Requirements: Every line below is to be quoted exactly, with nothing added or dropped.

Material to process:
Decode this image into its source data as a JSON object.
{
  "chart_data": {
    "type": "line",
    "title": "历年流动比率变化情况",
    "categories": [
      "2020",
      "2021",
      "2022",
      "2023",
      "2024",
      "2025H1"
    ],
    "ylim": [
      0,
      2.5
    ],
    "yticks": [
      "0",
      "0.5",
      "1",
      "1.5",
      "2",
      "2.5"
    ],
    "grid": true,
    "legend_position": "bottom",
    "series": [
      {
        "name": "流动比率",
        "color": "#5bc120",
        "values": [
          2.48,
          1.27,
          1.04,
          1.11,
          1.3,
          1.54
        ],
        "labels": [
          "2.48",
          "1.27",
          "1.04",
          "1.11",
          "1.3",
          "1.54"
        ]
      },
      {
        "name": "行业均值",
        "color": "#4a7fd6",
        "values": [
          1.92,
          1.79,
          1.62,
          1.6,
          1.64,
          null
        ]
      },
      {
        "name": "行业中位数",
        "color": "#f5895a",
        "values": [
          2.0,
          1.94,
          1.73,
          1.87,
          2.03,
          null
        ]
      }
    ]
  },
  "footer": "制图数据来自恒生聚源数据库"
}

Response to this task:
Decode this image into its source data as a JSON object.
{
  "chart_data": {
    "type": "line",
    "title": "历年流动比率变化情况",
    "categories": [
      "2020",
      "2021",
      "2022",
      "2023",
      "2024",
      "2025H1"
    ],
    "ylim": [
      0,
      2.5
    ],
    "yticks": [
      "0",
      "0.5",
      "1",
      "1.5",
      "2",
      "2.5"
    ],
    "grid": true,
    "legend_position": "bottom",
    "series": [
      {
        "name": "流动比率",
        "color": "#5bc120",
        "values": [
          2.48,
          1.27,
          1.04,
          1.11,
          1.3,
          1.54
        ],
        "labels": [
          "2.48",
          "1.27",
          "1.04",
          "1.11",
          "1.3",
          "1.54"
        ]
      },
      {
        "name": "行业均值",
        "color": "#4a7fd6",
        "values": [
          1.92,
          1.79,
          1.62,
          1.6,
          1.64,
          null
        ]
      },
      {
        "name": "行业中位数",
        "color": "#f5895a",
        "values": [
          2.0,
          1.94,
          1.73,
          1.87,
          2.03,
          null
        ]
      }
    ]
  },
  "footer": "制图数据来自恒生聚源数据库"
}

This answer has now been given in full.